Source material:
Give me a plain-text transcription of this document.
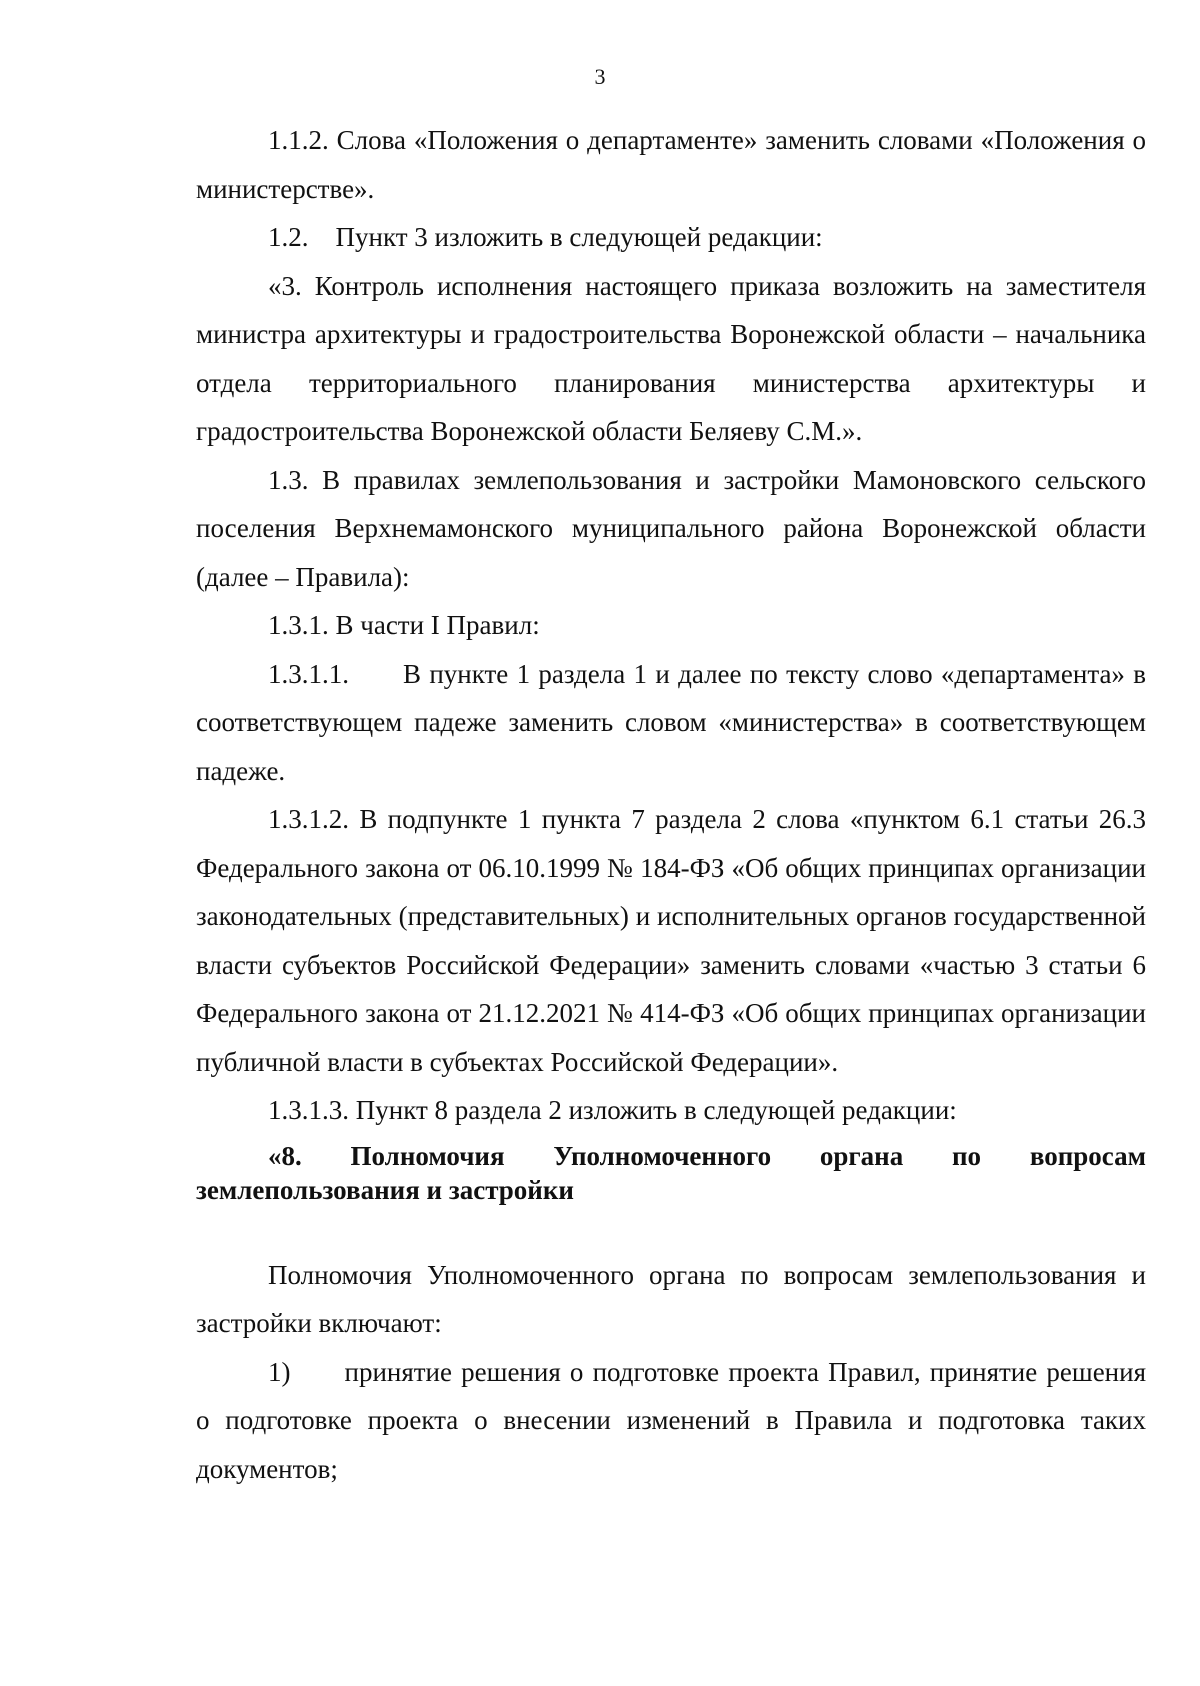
3

1.1.2. Слова «Положения о департаменте» заменить словами «Положения о министерстве».

1.2. Пункт 3 изложить в следующей редакции:

«3. Контроль исполнения настоящего приказа возложить на заместителя министра архитектуры и градостроительства Воронежской области – начальника отдела территориального планирования министерства архитектуры и градостроительства Воронежской области Беляеву С.М.».

1.3. В правилах землепользования и застройки Мамоновского сельского поселения Верхнемамонского муниципального района Воронежской области (далее – Правила):

1.3.1. В части I Правил:

1.3.1.1.  В пункте 1 раздела 1 и далее по тексту слово «департамента» в соответствующем падеже заменить словом «министерства» в соответствующем падеже.

1.3.1.2. В подпункте 1 пункта 7 раздела 2 слова «пунктом 6.1 статьи 26.3 Федерального закона от 06.10.1999 № 184-ФЗ «Об общих принципах организации законодательных (представительных) и исполнительных органов государственной власти субъектов Российской Федерации» заменить словами «частью 3 статьи 6 Федерального закона от 21.12.2021 № 414-ФЗ «Об общих принципах организации публичной власти в субъектах Российской Федерации».

1.3.1.3. Пункт 8 раздела 2 изложить в следующей редакции:

«8. Полномочия Уполномоченного органа по вопросам землепользования и застройки

Полномочия Уполномоченного органа по вопросам землепользования и застройки включают:

1)  принятие решения о подготовке проекта Правил, принятие решения о подготовке проекта о внесении изменений в Правила и подготовка таких документов;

Prompt:
Of the lines in this material, state how many hold the string "раздела". Write no other words.

Reply:
3